» **EXERCISE INPUTS**:

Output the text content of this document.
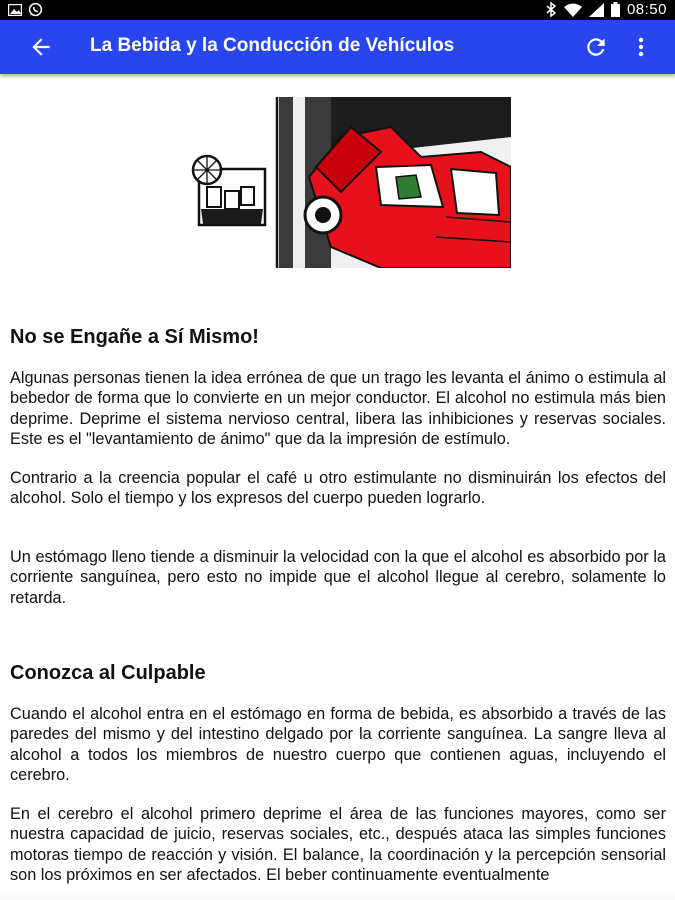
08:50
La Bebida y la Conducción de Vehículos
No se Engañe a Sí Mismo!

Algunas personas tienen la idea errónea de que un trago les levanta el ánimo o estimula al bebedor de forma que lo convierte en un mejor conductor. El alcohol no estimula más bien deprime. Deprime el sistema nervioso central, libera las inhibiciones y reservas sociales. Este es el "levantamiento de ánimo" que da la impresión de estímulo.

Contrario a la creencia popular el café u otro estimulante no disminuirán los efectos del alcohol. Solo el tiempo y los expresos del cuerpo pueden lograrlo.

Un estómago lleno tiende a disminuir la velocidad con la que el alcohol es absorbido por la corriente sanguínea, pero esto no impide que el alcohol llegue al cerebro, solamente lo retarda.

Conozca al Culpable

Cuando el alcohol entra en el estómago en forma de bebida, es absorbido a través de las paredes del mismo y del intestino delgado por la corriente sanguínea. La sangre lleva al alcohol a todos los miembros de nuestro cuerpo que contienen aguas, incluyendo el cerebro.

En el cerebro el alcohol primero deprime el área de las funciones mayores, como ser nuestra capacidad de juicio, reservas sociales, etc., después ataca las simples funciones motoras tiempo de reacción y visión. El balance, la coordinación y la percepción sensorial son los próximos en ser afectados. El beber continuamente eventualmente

» **DIRECTIONS**: Only lines with the word "absorbido" should be collected from the material.

» **WRITTEN REPLY**:
Un estómago lleno tiende a disminuir la velocidad con la que el alcohol es absorbido por la corriente sanguínea, pero esto no impide que el alcohol llegue al cerebro, solamente lo retarda.
Cuando el alcohol entra en el estómago en forma de bebida, es absorbido a través de las paredes del mismo y del intestino delgado por la corriente sanguínea. La sangre lleva al alcohol a todos los miembros de nuestro cuerpo que contienen aguas, incluyendo el cerebro.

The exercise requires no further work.